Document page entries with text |

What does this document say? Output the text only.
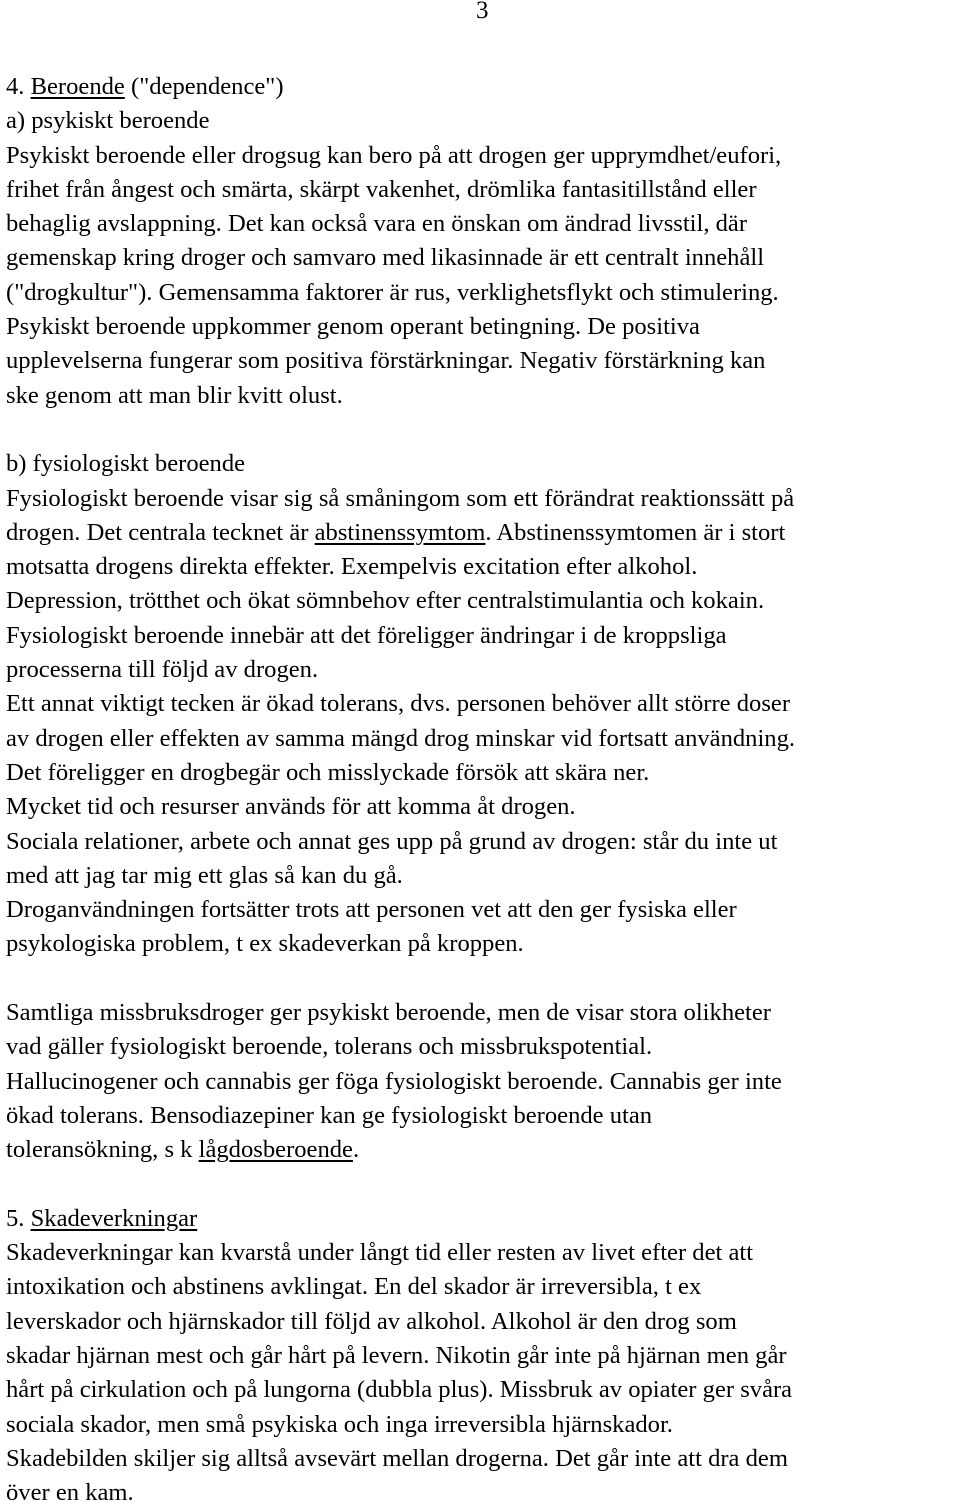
3
4. Beroende ("dependence")
a) psykiskt beroende
Psykiskt beroende eller drogsug kan bero på att drogen ger upprymdhet/eufori,
frihet från ångest och smärta, skärpt vakenhet, drömlika fantasitillstånd eller
behaglig avslappning. Det kan också vara en önskan om ändrad livsstil, där
gemenskap kring droger och samvaro med likasinnade är ett centralt innehåll
("drogkultur"). Gemensamma faktorer är rus, verklighetsflykt och stimulering.
Psykiskt beroende uppkommer genom operant betingning. De positiva
upplevelserna fungerar som positiva förstärkningar. Negativ förstärkning kan
ske genom att man blir kvitt olust.
b) fysiologiskt beroende
Fysiologiskt beroende visar sig så småningom som ett förändrat reaktionssätt på
drogen. Det centrala tecknet är abstinenssymtom. Abstinenssymtomen är i stort
motsatta drogens direkta effekter. Exempelvis excitation efter alkohol.
Depression, trötthet och ökat sömnbehov efter centralstimulantia och kokain.
Fysiologiskt beroende innebär att det föreligger ändringar i de kroppsliga
processerna till följd av drogen.
Ett annat viktigt tecken är ökad tolerans, dvs. personen behöver allt större doser
av drogen eller effekten av samma mängd drog minskar vid fortsatt användning.
Det föreligger en drogbegär och misslyckade försök att skära ner.
Mycket tid och resurser används för att komma åt drogen.
Sociala relationer, arbete och annat ges upp på grund av drogen: står du inte ut
med att jag tar mig ett glas så kan du gå.
Droganvändningen fortsätter trots att personen vet att den ger fysiska eller
psykologiska problem, t ex skadeverkan på kroppen.
Samtliga missbruksdroger ger psykiskt beroende, men de visar stora olikheter
vad gäller fysiologiskt beroende, tolerans och missbrukspotential.
Hallucinogener och cannabis ger föga fysiologiskt beroende. Cannabis ger inte
ökad tolerans. Bensodiazepiner kan ge fysiologiskt beroende utan
toleransökning, s k lågdosberoende.
5. Skadeverkningar
Skadeverkningar kan kvarstå under långt tid eller resten av livet efter det att
intoxikation och abstinens avklingat. En del skador är irreversibla, t ex
leverskador och hjärnskador till följd av alkohol. Alkohol är den drog som
skadar hjärnan mest och går hårt på levern. Nikotin går inte på hjärnan men går
hårt på cirkulation och på lungorna (dubbla plus). Missbruk av opiater ger svåra
sociala skador, men små psykiska och inga irreversibla hjärnskador.
Skadebilden skiljer sig alltså avsevärt mellan drogerna. Det går inte att dra dem
över en kam.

Your goal | With the pictures left out, return each entry exactly as written.

Exercise solution |
What does this document say? Output the text only.
3
4. Beroende ("dependence")
a) psykiskt beroende
Psykiskt beroende eller drogsug kan bero på att drogen ger upprymdhet/eufori,
frihet från ångest och smärta, skärpt vakenhet, drömlika fantasitillstånd eller
behaglig avslappning. Det kan också vara en önskan om ändrad livsstil, där
gemenskap kring droger och samvaro med likasinnade är ett centralt innehåll
("drogkultur"). Gemensamma faktorer är rus, verklighetsflykt och stimulering.
Psykiskt beroende uppkommer genom operant betingning. De positiva
upplevelserna fungerar som positiva förstärkningar. Negativ förstärkning kan
ske genom att man blir kvitt olust.
b) fysiologiskt beroende
Fysiologiskt beroende visar sig så småningom som ett förändrat reaktionssätt på
drogen. Det centrala tecknet är abstinenssymtom. Abstinenssymtomen är i stort
motsatta drogens direkta effekter. Exempelvis excitation efter alkohol.
Depression, trötthet och ökat sömnbehov efter centralstimulantia och kokain.
Fysiologiskt beroende innebär att det föreligger ändringar i de kroppsliga
processerna till följd av drogen.
Ett annat viktigt tecken är ökad tolerans, dvs. personen behöver allt större doser
av drogen eller effekten av samma mängd drog minskar vid fortsatt användning.
Det föreligger en drogbegär och misslyckade försök att skära ner.
Mycket tid och resurser används för att komma åt drogen.
Sociala relationer, arbete och annat ges upp på grund av drogen: står du inte ut
med att jag tar mig ett glas så kan du gå.
Droganvändningen fortsätter trots att personen vet att den ger fysiska eller
psykologiska problem, t ex skadeverkan på kroppen.
Samtliga missbruksdroger ger psykiskt beroende, men de visar stora olikheter
vad gäller fysiologiskt beroende, tolerans och missbrukspotential.
Hallucinogener och cannabis ger föga fysiologiskt beroende. Cannabis ger inte
ökad tolerans. Bensodiazepiner kan ge fysiologiskt beroende utan
toleransökning, s k lågdosberoende.
5. Skadeverkningar
Skadeverkningar kan kvarstå under långt tid eller resten av livet efter det att
intoxikation och abstinens avklingat. En del skador är irreversibla, t ex
leverskador och hjärnskador till följd av alkohol. Alkohol är den drog som
skadar hjärnan mest och går hårt på levern. Nikotin går inte på hjärnan men går
hårt på cirkulation och på lungorna (dubbla plus). Missbruk av opiater ger svåra
sociala skador, men små psykiska och inga irreversibla hjärnskador.
Skadebilden skiljer sig alltså avsevärt mellan drogerna. Det går inte att dra dem
över en kam.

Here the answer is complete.